— BEGIN Records to use —
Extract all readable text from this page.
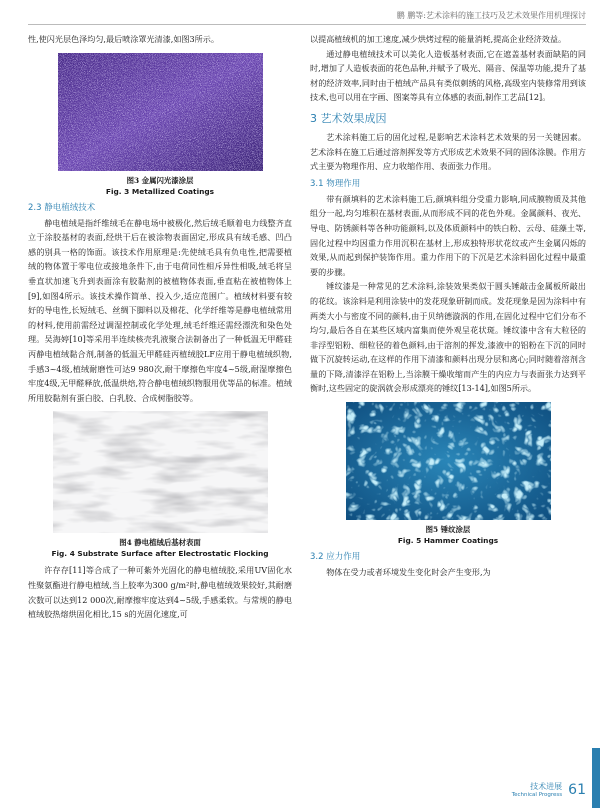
鹏 鹏等:艺术涂料的施工技巧及艺术效果作用机理探讨

性,使闪光层色泽均匀,最后喷涂罩光清漆,如图3所示。

图3 金属闪光漆涂层
Fig. 3 Metallized Coatings
2.3 静电植绒技术

静电植绒是指纤维绒毛在静电场中被极化,然后绒毛顺着电力线整齐直立于涂胶基材的表面,经烘干后在被涂物表面固定,形成具有绒毛感、凹凸感的别具一格的饰面。该技术作用原理是:先使绒毛具有负电性,把需要植绒的物体置于零电位或接地条件下,由于电荷同性相斥异性相吸,绒毛将呈垂直状加速飞升到表面涂有胶黏剂的被植物体表面,垂直粘在被植物体上[9],如图4所示。该技术操作简单、投入少,适应范围广。植绒材料要有较好的导电性,长短绒毛、丝绸下脚料以及棉花、化学纤维等是静电植绒常用的材料,使用前需经过调湿控制或化学处理,绒毛纤维还需经漂洗和染色处理。吴海婷[10]等采用半连续核壳乳液聚合法制备出了一种低温无甲醛硅丙静电植绒黏合剂,制备的低温无甲醛硅丙植绒胶LF应用于静电植绒织物,手感3~4级,植绒耐磨性可达9 980次,耐干摩擦色牢度4~5级,耐湿摩擦色牢度4级,无甲醛释放,低温烘焙,符合静电植绒织物服用优等品的标准。植绒所用胶黏剂有蛋白胶、白乳胶、合成树脂胶等。

图4 静电植绒后基材表面
Fig. 4 Substrate Surface after Electrostatic Flocking

许存存[11]等合成了一种可紫外光固化的静电植绒胶,采用UV固化水性聚氨酯进行静电植绒,当上胶率为300 g/m²时,静电植绒效果较好,其耐磨次数可以达到12 000次,耐摩擦牢度达到4~5级,手感柔软。与常规的静电植绒胶热熔烘固化相比,15 s的光固化速度,可

以提高植绒机的加工速度,减少烘烤过程的能量消耗,提高企业经济效益。

通过静电植绒技术可以美化人造板基材表面,它在遮盖基材表面缺陷的同时,增加了人造板表面的花色品种,并赋予了吸光、隔音、保温等功能,提升了基材的经济效率,同时由于植绒产品具有类似刺绣的风格,高级室内装修常用到该技术,也可以用在字画、图案等具有立体感的表面,制作工艺品[12]。

3 艺术效果成因

艺术涂料施工后的固化过程,是影响艺术涂料艺术效果的另一关键因素。艺术涂料在施工后通过溶剂挥发等方式形成艺术效果不同的固体涂膜。作用方式主要为物理作用、应力收缩作用、表面张力作用。

3.1 物理作用

带有颜填料的艺术涂料施工后,颜填料组分受重力影响,同成膜物质及其他组分一起,均匀堆积在基材表面,从而形成不同的花色外观。金属颜料、夜光、导电、防锈颜料等各种功能颜料,以及体质颜料中的铁白粉、云母、硅藻土等,固化过程中均因重力作用沉积在基材上,形成独特形状花纹或产生金属闪烁的效果,从而起到保护装饰作用。重力作用下的下沉是艺术涂料固化过程中最重要的步骤。

锤纹漆是一种常见的艺术涂料,涂装效果类似于圆头锤敲击金属板所敲出的花纹。该涂料是利用涂装中的发花现象研制而成。发花现象是因为涂料中有两类大小与密度不同的颜料,由于贝纳德漩涡的作用,在固化过程中它们分布不均匀,最后各自在某些区域内富集而使外观呈花状斑。锤纹漆中含有大粒径的非浮型铝粉、细粒径的着色颜料,由于溶剂的挥发,漆液中的铝粉在下沉的同时做下沉旋转运动,在这样的作用下清漆和颜料出现分层和离心;同时随着溶剂含量的下降,清漆浮在铝粉上,当涂膜干燥收缩而产生的内应力与表面张力达到平衡时,这些固定的旋涡就会形成漂亮的锤纹[13-14],如图5所示。

图5 锤纹涂层
Fig. 5 Hammer Coatings
3.2 应力作用

物体在受力或者环境发生变化时会产生变形,为

技术进展
Technical Progress 61
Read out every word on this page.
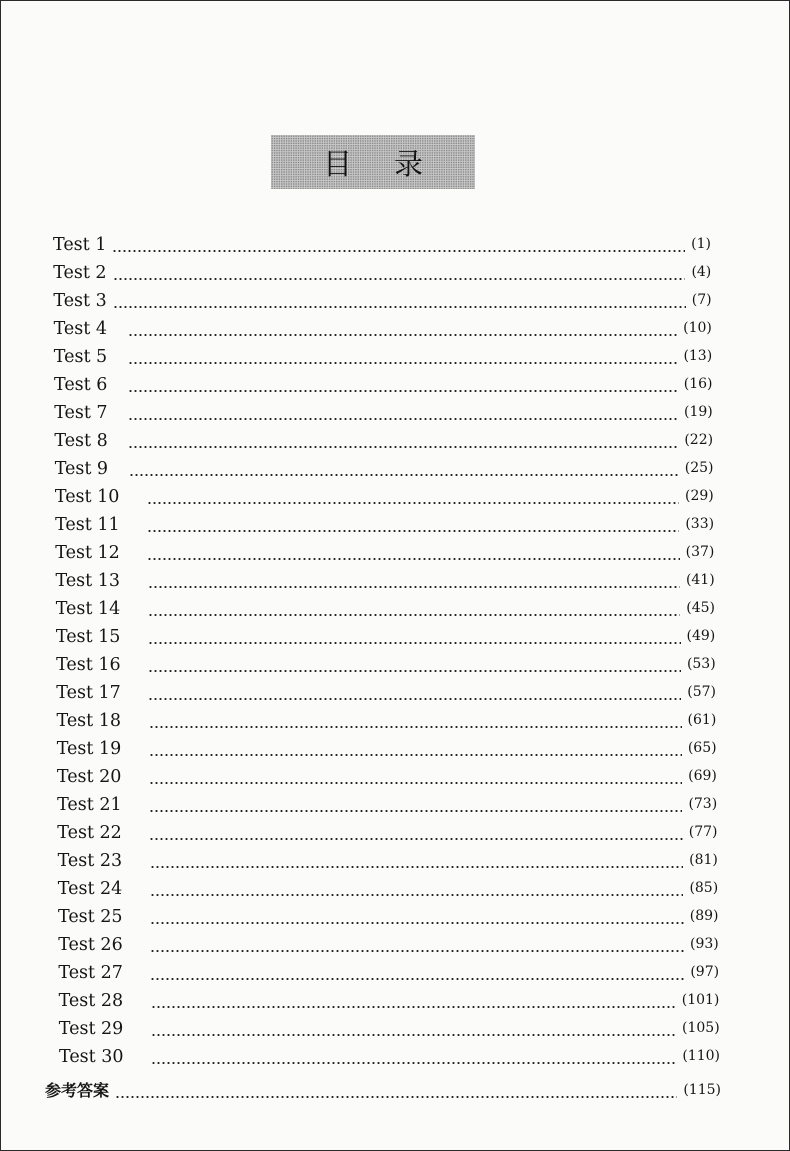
目录
Test 1	(1)
Test 2	(4)
Test 3	(7)
Test 4	(10)
Test 5	(13)
Test 6	(16)
Test 7	(19)
Test 8	(22)
Test 9	(25)
Test 10	(29)
Test 11	(33)
Test 12	(37)
Test 13	(41)
Test 14	(45)
Test 15	(49)
Test 16	(53)
Test 17	(57)
Test 18	(61)
Test 19	(65)
Test 20	(69)
Test 21	(73)
Test 22	(77)
Test 23	(81)
Test 24	(85)
Test 25	(89)
Test 26	(93)
Test 27	(97)
Test 28	(101)
Test 29	(105)
Test 30	(110)
参考答案	(115)
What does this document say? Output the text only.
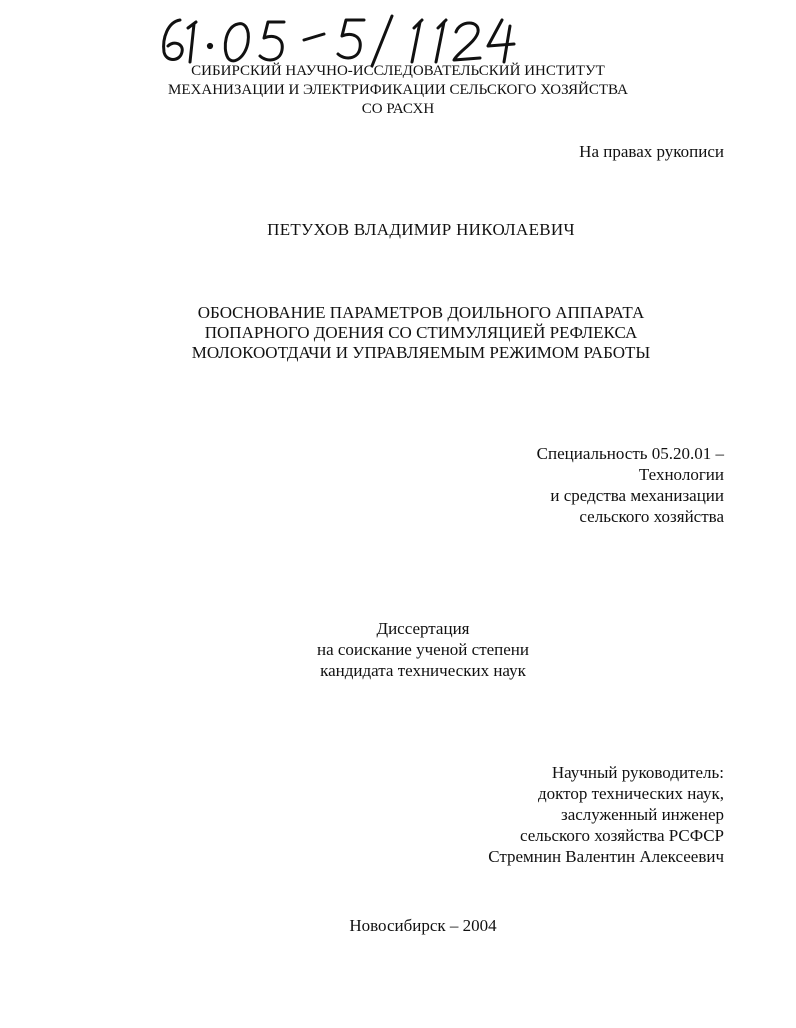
СИБИРСКИЙ НАУЧНО-ИССЛЕДОВАТЕЛЬСКИЙ ИНСТИТУТ
МЕХАНИЗАЦИИ И ЭЛЕКТРИФИКАЦИИ СЕЛЬСКОГО ХОЗЯЙСТВА
СО РАСХН
На правах рукописи
ПЕТУХОВ ВЛАДИМИР НИКОЛАЕВИЧ
ОБОСНОВАНИЕ ПАРАМЕТРОВ ДОИЛЬНОГО АППАРАТА
ПОПАРНОГО ДОЕНИЯ СО СТИМУЛЯЦИЕЙ РЕФЛЕКСА
МОЛОКООТДАЧИ И УПРАВЛЯЕМЫМ РЕЖИМОМ РАБОТЫ
Специальность 05.20.01 –
Технологии
и средства механизации
сельского хозяйства
Диссертация
на соискание ученой степени
кандидата технических наук
Научный руководитель:
доктор технических наук,
заслуженный инженер
сельского хозяйства РСФСР
Стремнин Валентин Алексеевич
Новосибирск – 2004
— END Records to use —
From the listing above, copy out each line where the word "наук" appears.

кандидата технических наук
доктор технических наук,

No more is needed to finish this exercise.